(Stored items)
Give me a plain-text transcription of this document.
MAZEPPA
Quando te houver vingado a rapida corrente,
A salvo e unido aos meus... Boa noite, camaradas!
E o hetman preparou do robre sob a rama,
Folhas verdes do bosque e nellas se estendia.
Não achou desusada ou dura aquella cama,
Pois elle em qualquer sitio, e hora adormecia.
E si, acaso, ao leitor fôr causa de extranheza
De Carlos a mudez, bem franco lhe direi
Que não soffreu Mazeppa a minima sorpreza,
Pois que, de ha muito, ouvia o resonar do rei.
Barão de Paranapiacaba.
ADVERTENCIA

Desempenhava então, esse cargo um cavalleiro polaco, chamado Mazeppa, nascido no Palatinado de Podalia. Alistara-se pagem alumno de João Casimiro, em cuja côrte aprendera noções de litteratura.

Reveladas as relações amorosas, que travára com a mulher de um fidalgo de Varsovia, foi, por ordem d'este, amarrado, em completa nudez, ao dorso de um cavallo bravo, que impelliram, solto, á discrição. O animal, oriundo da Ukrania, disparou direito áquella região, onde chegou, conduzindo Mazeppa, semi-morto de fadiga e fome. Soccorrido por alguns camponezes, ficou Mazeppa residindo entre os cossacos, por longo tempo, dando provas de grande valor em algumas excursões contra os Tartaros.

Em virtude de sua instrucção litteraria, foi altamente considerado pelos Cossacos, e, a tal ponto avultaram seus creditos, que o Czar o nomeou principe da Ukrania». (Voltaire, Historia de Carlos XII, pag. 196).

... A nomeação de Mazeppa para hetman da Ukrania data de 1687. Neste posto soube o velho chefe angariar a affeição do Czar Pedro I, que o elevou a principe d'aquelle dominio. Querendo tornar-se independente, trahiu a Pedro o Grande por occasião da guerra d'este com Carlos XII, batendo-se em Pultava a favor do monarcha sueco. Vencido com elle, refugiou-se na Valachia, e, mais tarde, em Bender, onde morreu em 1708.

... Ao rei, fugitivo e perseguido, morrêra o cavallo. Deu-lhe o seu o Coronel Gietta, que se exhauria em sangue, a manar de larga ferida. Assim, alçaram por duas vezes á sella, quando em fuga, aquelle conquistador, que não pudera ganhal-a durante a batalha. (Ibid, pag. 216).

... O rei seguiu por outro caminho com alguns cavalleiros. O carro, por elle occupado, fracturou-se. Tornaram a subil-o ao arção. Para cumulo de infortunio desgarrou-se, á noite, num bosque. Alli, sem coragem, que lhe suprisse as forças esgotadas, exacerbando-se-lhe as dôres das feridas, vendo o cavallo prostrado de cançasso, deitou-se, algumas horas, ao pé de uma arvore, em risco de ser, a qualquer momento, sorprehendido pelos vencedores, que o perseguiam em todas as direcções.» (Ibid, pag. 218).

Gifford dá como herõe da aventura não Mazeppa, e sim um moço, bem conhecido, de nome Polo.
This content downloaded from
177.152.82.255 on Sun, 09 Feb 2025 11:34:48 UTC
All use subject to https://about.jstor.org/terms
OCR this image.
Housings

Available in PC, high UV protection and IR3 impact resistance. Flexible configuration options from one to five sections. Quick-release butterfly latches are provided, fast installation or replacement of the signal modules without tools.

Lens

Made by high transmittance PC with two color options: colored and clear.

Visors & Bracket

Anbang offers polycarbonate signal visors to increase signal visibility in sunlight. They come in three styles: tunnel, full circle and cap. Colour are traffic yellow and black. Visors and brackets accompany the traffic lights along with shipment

...

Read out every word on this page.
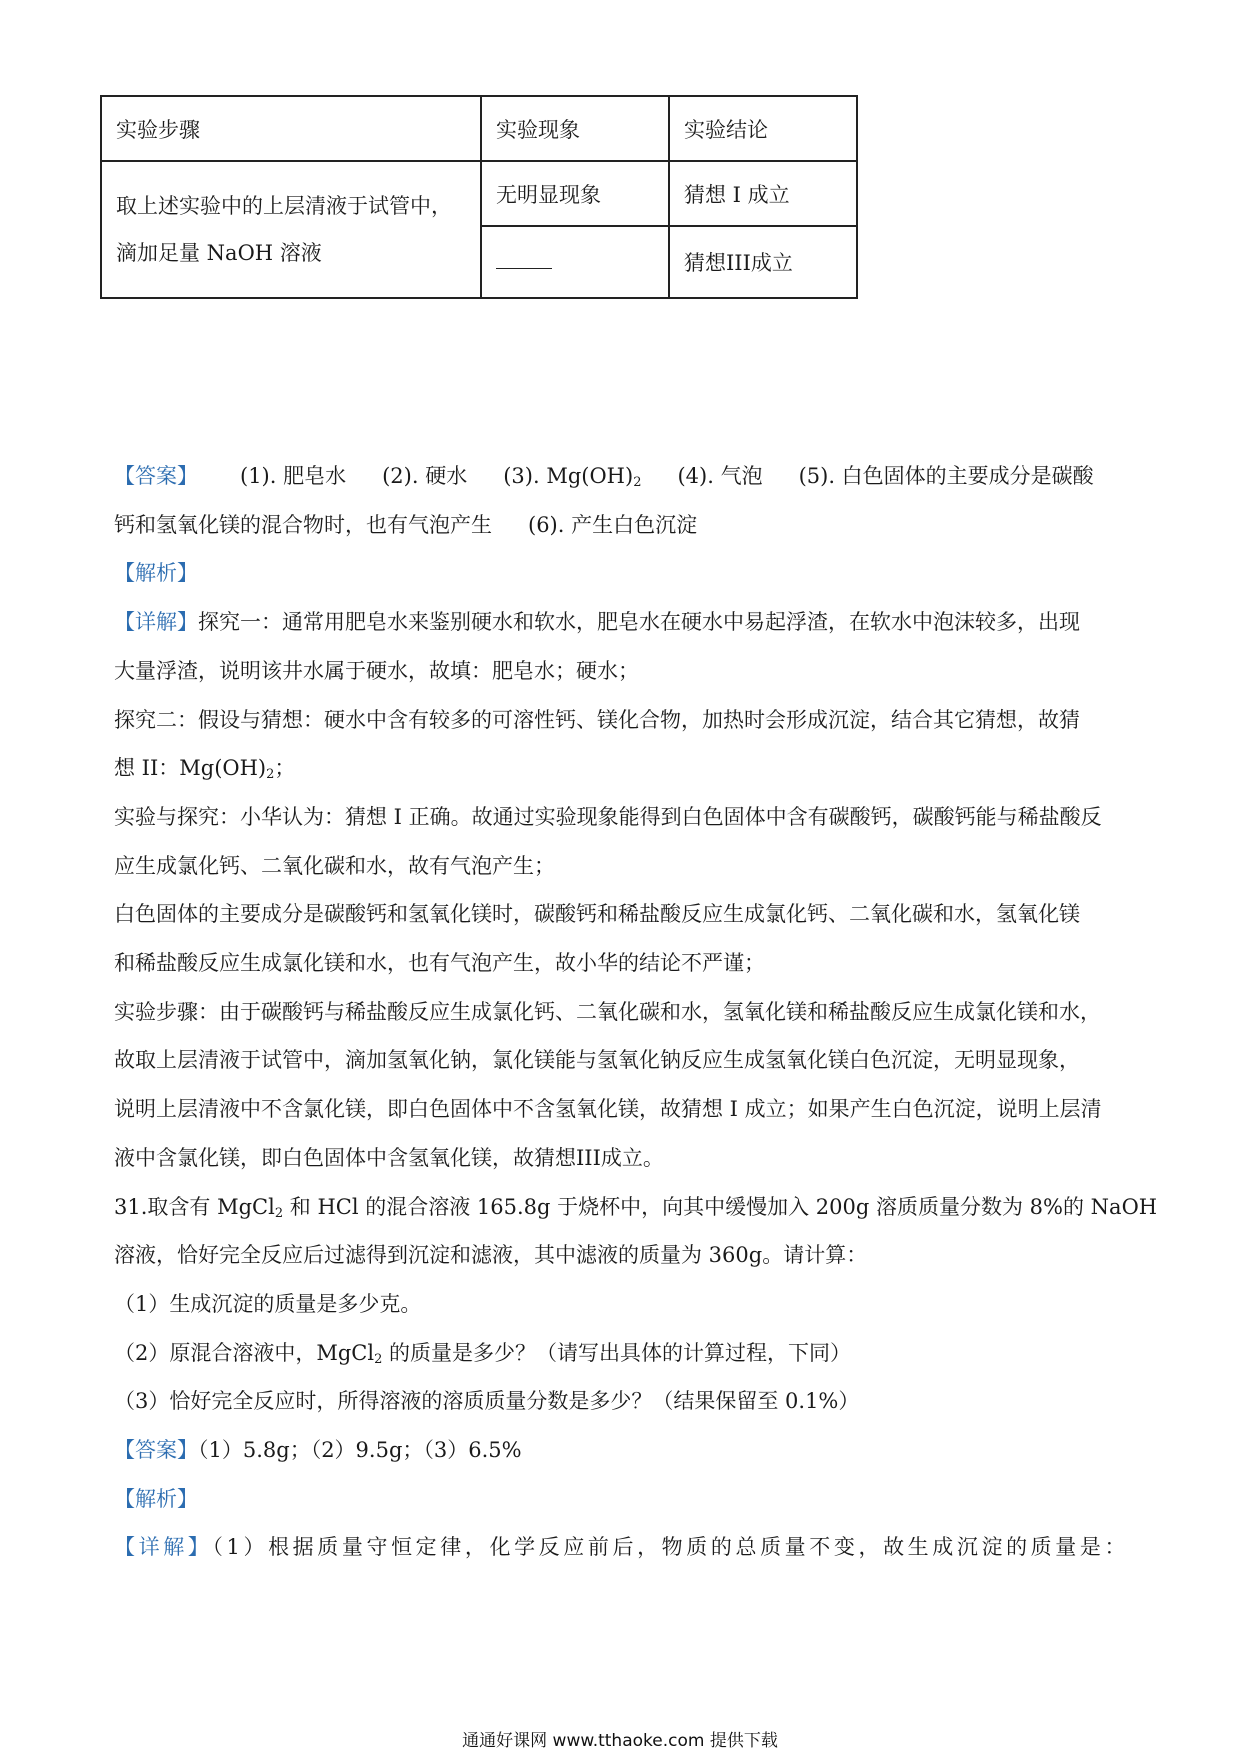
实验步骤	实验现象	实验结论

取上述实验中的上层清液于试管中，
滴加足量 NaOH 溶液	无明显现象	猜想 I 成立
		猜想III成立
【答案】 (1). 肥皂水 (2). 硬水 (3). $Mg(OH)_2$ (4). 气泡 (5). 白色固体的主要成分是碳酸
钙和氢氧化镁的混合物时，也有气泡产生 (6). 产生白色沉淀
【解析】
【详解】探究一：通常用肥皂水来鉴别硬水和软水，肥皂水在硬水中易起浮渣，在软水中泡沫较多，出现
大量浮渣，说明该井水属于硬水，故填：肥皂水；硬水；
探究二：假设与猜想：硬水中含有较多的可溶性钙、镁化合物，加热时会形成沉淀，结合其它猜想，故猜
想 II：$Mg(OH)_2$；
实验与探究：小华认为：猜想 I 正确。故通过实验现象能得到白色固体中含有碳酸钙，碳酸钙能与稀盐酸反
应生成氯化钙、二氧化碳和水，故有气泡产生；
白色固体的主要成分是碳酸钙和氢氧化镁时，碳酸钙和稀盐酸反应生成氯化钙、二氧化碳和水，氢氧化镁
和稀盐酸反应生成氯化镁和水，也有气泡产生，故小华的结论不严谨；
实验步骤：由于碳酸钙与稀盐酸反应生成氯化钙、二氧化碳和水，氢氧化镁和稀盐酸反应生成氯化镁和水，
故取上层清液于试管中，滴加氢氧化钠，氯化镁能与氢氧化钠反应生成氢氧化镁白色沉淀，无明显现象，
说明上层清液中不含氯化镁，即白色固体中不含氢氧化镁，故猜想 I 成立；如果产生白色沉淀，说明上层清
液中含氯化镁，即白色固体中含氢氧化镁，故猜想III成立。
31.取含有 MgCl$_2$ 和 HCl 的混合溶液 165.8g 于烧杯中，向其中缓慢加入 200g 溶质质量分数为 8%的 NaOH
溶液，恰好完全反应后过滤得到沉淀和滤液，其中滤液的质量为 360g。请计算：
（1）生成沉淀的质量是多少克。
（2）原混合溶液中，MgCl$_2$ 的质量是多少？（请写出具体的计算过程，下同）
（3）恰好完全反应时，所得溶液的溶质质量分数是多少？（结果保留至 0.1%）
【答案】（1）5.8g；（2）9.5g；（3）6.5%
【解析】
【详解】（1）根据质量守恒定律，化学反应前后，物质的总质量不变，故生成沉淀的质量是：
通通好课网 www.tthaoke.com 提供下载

==

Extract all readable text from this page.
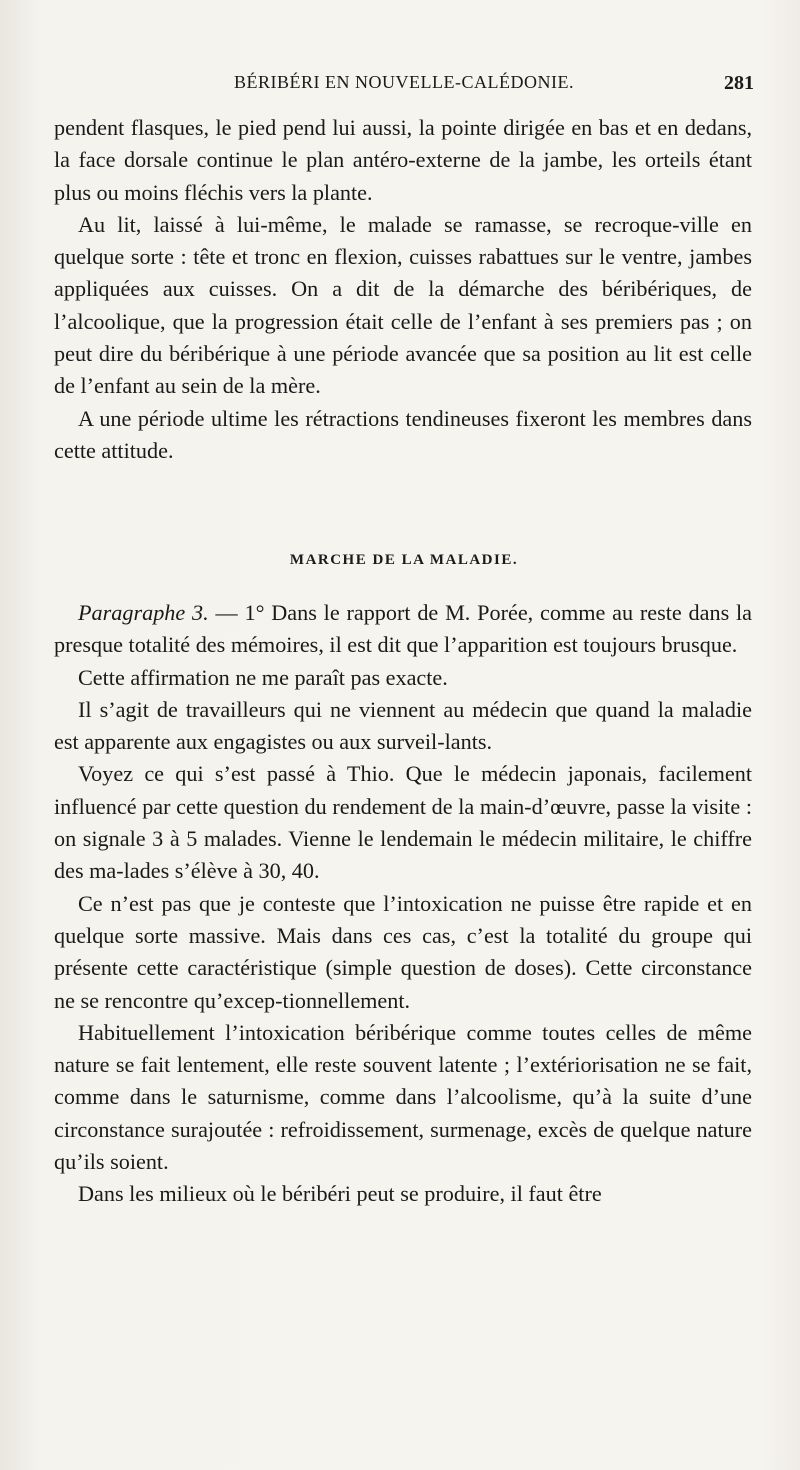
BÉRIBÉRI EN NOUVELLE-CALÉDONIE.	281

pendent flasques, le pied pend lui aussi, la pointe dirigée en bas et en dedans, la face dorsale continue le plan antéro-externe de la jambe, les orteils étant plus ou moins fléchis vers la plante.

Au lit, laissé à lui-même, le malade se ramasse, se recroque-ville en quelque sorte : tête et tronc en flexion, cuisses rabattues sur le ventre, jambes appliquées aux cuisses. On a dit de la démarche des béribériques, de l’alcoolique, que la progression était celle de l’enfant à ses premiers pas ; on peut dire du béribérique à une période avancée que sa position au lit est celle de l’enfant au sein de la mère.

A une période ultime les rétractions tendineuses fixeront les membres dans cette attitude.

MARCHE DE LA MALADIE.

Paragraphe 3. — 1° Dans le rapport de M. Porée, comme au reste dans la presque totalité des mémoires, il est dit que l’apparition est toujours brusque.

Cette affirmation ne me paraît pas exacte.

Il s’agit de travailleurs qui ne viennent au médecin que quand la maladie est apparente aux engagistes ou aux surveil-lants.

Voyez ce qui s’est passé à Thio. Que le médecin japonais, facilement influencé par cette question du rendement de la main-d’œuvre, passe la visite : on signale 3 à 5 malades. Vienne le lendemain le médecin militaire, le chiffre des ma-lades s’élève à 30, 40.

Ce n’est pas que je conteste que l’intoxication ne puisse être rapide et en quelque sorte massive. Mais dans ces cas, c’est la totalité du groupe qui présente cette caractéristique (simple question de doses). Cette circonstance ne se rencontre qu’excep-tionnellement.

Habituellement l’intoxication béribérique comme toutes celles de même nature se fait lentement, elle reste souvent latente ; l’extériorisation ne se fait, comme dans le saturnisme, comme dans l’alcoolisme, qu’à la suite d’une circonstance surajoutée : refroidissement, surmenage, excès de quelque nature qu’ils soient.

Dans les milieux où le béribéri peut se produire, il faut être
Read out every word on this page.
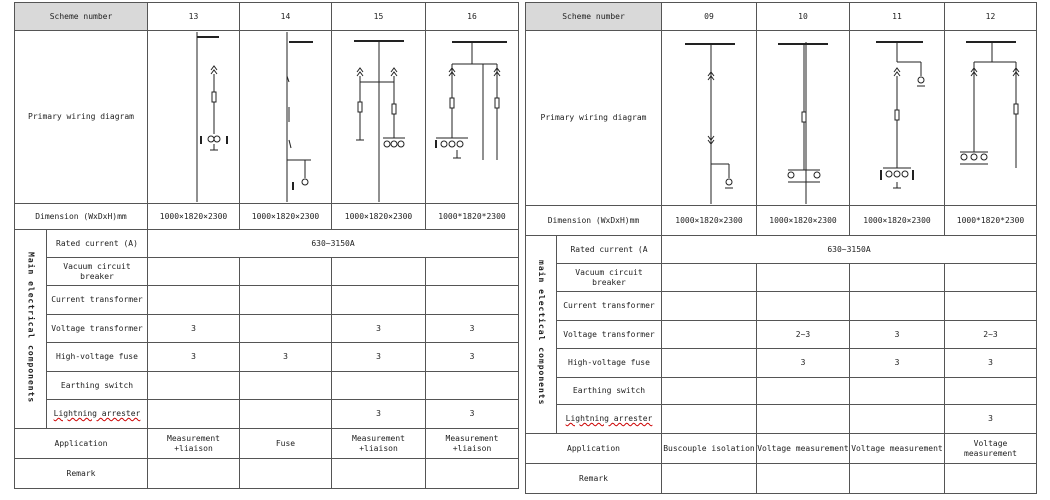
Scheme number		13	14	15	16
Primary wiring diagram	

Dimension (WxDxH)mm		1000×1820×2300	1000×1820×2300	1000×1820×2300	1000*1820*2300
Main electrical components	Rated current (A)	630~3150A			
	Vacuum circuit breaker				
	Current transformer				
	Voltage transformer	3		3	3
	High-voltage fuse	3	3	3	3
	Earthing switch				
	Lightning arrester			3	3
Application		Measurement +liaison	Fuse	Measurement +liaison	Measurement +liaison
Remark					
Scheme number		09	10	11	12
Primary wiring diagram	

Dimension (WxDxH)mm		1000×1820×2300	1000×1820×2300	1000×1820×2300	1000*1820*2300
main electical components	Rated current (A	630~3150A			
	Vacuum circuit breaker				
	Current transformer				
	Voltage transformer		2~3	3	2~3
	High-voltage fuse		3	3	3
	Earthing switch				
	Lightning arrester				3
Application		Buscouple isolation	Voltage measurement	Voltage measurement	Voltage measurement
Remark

◆ **WRITTEN REQUEST**:
Within the listing above, find every line containing the string "même" and return it.

◆ **SOLUTION**:
Au lit, laissé à lui-même, le malade se ramasse, se recroque-ville en quelque sorte : tête et tronc en flexion, cuisses rabattues sur le ventre, jambes appliquées aux cuisses. On a dit de la démarche des béribériques, de l’alcoolique, que la progression était celle de l’enfant à ses premiers pas ; on peut dire du béribérique à une période avancée que sa position au lit est celle de l’enfant au sein de la mère.
Habituellement l’intoxication béribérique comme toutes celles de même nature se fait lentement, elle reste souvent latente ; l’extériorisation ne se fait, comme dans le saturnisme, comme dans l’alcoolisme, qu’à la suite d’une circonstance surajoutée : refroidissement, surmenage, excès de quelque nature qu’ils soient.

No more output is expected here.